(Extracted data entries)
##############################

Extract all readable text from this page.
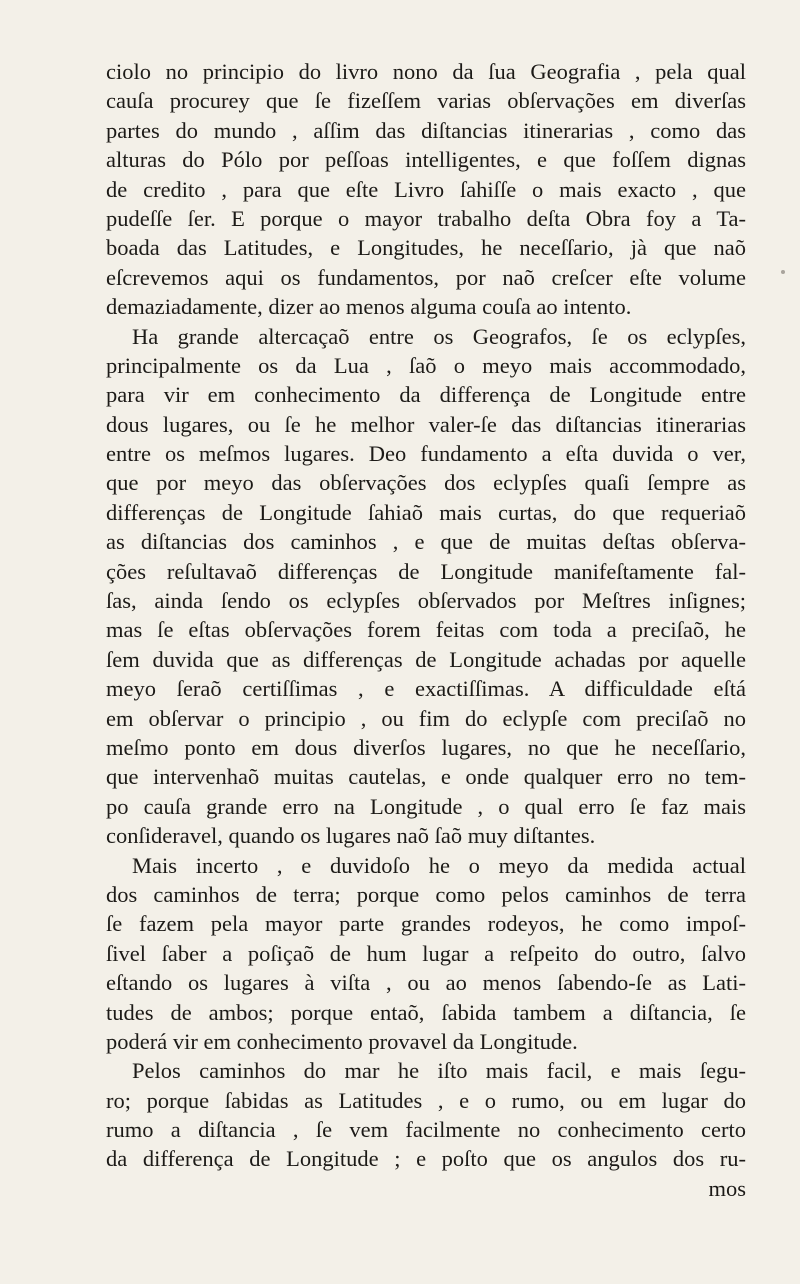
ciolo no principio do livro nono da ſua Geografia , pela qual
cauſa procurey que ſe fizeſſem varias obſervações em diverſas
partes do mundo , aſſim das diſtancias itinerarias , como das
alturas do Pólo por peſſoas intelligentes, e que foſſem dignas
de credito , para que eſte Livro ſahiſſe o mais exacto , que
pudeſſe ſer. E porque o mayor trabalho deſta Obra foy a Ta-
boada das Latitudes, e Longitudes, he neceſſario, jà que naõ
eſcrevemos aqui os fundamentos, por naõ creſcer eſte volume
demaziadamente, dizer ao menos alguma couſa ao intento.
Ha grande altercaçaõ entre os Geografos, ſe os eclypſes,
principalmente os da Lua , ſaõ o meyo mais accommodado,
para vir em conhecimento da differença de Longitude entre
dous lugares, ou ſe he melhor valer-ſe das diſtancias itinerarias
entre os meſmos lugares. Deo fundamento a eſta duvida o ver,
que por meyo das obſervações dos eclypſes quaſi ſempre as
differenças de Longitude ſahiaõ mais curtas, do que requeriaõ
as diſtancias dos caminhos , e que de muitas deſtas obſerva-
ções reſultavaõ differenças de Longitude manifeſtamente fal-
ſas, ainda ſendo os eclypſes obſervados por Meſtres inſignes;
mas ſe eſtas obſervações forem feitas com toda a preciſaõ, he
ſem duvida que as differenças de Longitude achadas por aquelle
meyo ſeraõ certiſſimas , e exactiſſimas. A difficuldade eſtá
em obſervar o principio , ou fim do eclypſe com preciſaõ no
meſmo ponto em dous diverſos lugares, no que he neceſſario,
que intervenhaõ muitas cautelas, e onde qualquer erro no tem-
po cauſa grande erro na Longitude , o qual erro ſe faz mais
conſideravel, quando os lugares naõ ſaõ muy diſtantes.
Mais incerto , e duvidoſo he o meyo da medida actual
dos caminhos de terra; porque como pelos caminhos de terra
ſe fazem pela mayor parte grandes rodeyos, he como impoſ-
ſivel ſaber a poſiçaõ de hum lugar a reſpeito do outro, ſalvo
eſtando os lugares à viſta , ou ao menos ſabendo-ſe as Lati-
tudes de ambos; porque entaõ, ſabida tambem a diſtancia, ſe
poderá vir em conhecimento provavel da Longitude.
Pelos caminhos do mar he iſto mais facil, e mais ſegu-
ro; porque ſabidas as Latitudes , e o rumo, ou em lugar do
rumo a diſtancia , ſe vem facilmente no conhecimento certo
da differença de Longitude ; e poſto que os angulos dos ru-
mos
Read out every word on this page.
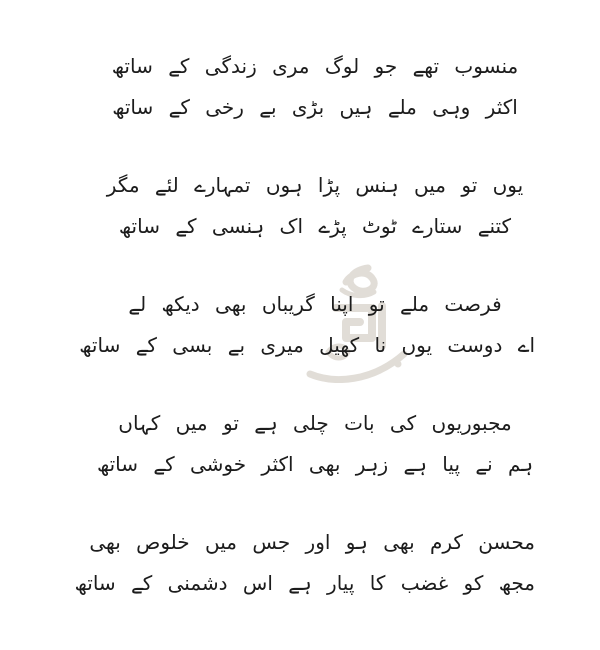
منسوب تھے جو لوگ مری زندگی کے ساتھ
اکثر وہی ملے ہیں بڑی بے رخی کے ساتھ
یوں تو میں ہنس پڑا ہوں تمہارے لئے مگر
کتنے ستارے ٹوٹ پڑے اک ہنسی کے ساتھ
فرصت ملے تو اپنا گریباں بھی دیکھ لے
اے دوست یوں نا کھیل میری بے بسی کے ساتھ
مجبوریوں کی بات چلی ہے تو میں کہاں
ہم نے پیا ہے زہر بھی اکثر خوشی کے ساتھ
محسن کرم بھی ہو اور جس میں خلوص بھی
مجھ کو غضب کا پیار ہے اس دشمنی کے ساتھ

##############################

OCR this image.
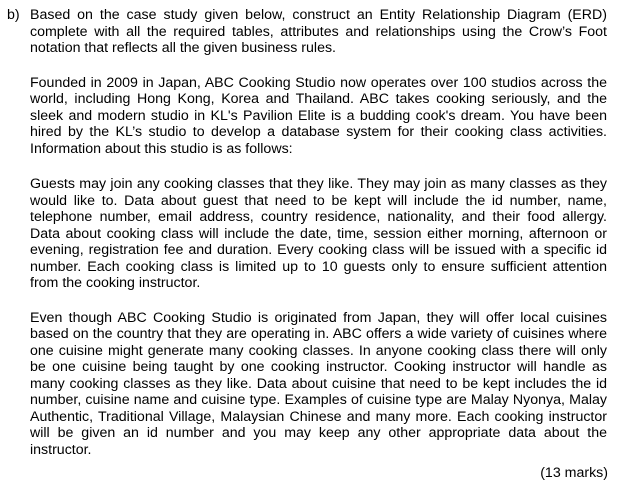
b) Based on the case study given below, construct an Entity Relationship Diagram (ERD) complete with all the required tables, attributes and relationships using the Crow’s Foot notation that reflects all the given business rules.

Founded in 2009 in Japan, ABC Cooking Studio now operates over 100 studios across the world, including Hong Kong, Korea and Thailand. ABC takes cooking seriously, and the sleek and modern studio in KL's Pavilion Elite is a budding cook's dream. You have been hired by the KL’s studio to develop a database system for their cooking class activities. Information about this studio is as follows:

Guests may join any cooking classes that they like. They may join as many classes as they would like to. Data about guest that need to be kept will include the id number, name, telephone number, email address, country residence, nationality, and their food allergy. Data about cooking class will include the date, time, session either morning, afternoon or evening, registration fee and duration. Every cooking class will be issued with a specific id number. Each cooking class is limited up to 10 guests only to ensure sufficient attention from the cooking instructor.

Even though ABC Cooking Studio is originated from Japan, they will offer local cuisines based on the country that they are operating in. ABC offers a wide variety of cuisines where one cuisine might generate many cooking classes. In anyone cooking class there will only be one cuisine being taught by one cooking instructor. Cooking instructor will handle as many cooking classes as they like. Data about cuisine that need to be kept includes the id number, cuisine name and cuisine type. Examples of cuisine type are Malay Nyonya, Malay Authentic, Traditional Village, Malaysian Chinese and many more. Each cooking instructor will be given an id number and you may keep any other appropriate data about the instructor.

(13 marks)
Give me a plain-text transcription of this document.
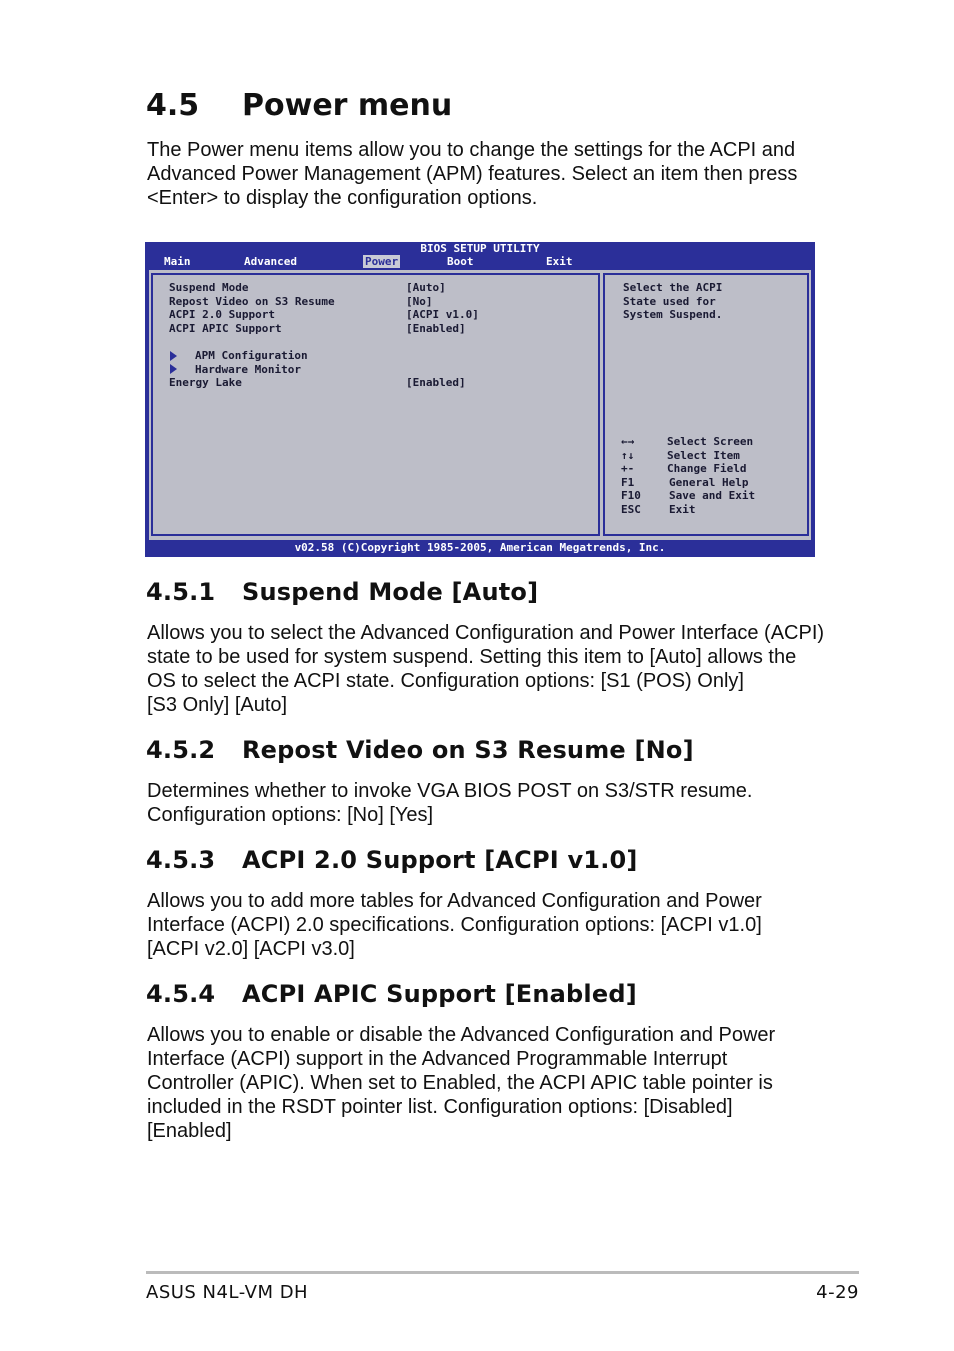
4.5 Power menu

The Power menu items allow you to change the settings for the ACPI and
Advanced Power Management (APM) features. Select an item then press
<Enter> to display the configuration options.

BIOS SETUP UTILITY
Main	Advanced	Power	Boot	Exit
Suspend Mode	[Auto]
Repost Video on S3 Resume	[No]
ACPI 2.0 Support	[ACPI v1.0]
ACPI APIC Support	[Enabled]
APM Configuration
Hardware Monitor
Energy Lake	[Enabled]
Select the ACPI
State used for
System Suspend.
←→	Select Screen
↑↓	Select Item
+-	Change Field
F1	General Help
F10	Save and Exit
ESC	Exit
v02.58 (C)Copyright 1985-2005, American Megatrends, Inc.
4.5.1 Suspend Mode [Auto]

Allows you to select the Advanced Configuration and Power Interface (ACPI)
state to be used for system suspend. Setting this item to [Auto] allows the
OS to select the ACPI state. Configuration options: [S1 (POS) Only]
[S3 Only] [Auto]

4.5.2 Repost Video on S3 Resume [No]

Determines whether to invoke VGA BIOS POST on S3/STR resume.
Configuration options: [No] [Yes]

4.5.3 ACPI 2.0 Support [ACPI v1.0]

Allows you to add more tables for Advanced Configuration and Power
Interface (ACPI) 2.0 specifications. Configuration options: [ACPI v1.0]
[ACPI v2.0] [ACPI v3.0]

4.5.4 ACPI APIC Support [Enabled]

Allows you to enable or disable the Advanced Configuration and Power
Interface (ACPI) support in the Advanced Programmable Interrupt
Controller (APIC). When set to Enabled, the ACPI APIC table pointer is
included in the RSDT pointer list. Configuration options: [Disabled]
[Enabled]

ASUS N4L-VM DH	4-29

##############################

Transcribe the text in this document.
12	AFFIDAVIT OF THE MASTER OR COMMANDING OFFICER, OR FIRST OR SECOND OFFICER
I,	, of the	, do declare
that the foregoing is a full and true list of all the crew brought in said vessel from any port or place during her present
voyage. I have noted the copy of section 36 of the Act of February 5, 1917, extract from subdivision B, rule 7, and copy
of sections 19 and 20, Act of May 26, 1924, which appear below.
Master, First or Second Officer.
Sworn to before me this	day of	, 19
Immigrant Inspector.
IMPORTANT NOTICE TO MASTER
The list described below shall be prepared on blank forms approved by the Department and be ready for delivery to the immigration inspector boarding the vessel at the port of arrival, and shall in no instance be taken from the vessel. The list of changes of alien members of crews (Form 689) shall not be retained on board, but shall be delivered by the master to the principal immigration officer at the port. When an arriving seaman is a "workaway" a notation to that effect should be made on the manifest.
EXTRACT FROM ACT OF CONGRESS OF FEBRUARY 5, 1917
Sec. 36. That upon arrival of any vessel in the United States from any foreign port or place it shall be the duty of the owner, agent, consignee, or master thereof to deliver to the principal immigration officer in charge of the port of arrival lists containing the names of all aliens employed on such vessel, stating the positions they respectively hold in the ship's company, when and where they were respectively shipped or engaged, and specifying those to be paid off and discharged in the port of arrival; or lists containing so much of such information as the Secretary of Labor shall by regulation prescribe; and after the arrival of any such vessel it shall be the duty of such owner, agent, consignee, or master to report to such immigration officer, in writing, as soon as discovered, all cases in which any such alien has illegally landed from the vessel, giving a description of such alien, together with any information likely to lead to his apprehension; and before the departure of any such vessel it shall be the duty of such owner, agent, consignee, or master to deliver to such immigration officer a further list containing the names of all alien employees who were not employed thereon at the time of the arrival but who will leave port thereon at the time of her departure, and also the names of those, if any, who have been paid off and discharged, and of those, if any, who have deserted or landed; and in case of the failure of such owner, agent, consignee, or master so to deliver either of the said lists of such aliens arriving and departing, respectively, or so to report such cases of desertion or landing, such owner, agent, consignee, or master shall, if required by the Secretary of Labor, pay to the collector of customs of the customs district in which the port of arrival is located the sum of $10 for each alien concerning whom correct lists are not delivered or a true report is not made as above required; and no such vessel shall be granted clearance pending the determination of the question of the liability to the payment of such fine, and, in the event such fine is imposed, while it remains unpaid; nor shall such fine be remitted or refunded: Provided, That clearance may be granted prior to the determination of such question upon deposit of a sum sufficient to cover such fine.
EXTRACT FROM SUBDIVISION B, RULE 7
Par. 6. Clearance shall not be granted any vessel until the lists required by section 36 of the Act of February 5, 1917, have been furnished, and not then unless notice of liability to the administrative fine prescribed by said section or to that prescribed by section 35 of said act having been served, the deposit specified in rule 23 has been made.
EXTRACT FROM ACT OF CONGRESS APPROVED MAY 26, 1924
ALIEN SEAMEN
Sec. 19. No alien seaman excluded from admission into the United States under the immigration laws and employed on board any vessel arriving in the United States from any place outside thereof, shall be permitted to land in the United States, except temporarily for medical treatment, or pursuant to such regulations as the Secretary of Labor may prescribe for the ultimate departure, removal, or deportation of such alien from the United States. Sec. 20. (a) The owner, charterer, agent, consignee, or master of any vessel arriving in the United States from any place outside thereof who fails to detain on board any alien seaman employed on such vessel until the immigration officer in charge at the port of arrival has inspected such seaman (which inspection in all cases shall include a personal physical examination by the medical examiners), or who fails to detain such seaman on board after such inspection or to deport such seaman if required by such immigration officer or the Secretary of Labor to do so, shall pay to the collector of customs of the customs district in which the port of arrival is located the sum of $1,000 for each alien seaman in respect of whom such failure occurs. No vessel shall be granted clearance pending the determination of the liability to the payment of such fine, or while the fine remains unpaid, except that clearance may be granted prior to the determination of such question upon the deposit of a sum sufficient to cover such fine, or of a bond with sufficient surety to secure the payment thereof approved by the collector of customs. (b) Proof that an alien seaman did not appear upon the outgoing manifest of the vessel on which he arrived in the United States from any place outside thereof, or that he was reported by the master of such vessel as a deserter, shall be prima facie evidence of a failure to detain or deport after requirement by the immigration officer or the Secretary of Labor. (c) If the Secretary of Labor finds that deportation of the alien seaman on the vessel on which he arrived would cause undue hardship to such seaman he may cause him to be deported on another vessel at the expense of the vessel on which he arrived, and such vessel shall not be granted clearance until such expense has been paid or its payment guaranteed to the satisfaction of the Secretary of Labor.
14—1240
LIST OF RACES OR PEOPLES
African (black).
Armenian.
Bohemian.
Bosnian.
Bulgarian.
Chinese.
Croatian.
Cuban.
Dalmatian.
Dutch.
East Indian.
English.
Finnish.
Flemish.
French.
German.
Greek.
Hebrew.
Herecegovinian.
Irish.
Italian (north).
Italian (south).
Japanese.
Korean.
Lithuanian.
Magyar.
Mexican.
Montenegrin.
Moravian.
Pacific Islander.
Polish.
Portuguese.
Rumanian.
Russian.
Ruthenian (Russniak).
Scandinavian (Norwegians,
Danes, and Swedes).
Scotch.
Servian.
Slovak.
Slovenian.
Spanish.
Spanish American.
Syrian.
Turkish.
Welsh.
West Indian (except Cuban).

##############################

WHAT TO PRODUCE
Using the listing, say how many lines include the word "this", and add nothing else.

TASK RESULT
8